Aim => In the data below, find each line containing the string "screen" and return it.

>> START Items

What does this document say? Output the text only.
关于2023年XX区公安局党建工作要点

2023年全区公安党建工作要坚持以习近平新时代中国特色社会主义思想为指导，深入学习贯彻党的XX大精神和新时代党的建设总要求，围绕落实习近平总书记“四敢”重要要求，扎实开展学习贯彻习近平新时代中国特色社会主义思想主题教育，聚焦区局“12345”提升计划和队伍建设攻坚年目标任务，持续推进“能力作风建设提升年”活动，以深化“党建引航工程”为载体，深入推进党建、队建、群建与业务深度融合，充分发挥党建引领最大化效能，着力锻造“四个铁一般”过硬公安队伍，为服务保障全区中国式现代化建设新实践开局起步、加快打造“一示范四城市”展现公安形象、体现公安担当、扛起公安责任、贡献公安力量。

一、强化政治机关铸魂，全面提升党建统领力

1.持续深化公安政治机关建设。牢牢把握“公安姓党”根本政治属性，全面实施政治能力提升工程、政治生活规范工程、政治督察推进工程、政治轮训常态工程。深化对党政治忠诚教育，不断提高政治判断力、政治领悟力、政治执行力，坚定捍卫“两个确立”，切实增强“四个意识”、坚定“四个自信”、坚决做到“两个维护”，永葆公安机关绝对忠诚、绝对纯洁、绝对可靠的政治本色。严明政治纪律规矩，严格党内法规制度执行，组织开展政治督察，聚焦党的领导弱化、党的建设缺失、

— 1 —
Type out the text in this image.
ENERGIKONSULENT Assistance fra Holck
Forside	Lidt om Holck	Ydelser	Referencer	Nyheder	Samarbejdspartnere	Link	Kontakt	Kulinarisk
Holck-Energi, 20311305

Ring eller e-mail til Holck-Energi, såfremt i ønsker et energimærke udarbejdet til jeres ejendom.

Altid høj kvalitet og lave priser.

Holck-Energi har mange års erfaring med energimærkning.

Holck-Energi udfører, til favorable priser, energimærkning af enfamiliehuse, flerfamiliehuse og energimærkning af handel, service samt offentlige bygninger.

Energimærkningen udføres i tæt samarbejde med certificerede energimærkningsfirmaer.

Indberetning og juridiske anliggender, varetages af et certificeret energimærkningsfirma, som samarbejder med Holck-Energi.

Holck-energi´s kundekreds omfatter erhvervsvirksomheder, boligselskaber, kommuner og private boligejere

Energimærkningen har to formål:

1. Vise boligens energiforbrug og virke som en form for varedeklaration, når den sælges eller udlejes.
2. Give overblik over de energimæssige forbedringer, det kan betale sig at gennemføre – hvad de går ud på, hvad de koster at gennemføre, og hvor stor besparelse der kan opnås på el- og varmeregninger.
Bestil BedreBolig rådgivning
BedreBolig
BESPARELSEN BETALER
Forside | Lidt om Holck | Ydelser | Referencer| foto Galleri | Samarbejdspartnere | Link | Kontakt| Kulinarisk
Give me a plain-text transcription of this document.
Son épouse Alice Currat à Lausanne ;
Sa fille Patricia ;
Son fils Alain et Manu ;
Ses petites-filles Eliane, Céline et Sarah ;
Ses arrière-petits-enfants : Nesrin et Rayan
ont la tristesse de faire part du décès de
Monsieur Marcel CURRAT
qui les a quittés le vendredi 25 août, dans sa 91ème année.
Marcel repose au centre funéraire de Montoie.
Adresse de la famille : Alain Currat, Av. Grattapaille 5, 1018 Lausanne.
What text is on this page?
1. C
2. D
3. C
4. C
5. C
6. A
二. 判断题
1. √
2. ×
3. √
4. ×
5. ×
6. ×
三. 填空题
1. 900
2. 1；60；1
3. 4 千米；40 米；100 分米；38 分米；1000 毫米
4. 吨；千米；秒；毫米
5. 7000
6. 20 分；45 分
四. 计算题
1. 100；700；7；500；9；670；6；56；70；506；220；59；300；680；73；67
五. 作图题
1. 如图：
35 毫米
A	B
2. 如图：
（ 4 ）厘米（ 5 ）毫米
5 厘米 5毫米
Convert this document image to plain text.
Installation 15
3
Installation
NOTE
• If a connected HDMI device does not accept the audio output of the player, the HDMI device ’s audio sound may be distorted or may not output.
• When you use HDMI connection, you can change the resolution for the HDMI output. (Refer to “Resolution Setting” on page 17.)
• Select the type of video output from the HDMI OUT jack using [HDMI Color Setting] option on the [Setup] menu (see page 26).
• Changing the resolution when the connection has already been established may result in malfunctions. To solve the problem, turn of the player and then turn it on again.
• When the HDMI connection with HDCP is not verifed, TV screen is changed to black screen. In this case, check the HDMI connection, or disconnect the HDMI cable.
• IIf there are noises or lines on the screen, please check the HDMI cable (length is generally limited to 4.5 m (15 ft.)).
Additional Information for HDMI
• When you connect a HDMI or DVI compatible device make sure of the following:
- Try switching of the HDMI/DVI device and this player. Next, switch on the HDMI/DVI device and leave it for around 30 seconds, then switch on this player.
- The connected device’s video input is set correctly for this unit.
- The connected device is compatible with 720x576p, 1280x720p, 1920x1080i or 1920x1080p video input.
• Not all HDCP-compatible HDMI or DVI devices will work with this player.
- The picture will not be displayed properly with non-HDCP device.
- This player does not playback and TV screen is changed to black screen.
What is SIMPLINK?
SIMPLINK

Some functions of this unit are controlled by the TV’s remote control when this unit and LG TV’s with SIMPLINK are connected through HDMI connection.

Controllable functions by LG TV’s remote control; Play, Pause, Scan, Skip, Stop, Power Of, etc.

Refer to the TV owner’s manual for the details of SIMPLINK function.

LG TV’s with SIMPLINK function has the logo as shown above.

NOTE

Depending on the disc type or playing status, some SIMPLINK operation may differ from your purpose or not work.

>> END Items

Response for this exercise =>
• When the HDMI connection with HDCP is not verifed, TV screen is changed to black screen. In this case, check the HDMI connection, or disconnect the HDMI cable.
• IIf there are noises or lines on the screen, please check the HDMI cable (length is generally limited to 4.5 m (15 ft.)).
- This player does not playback and TV screen is changed to black screen.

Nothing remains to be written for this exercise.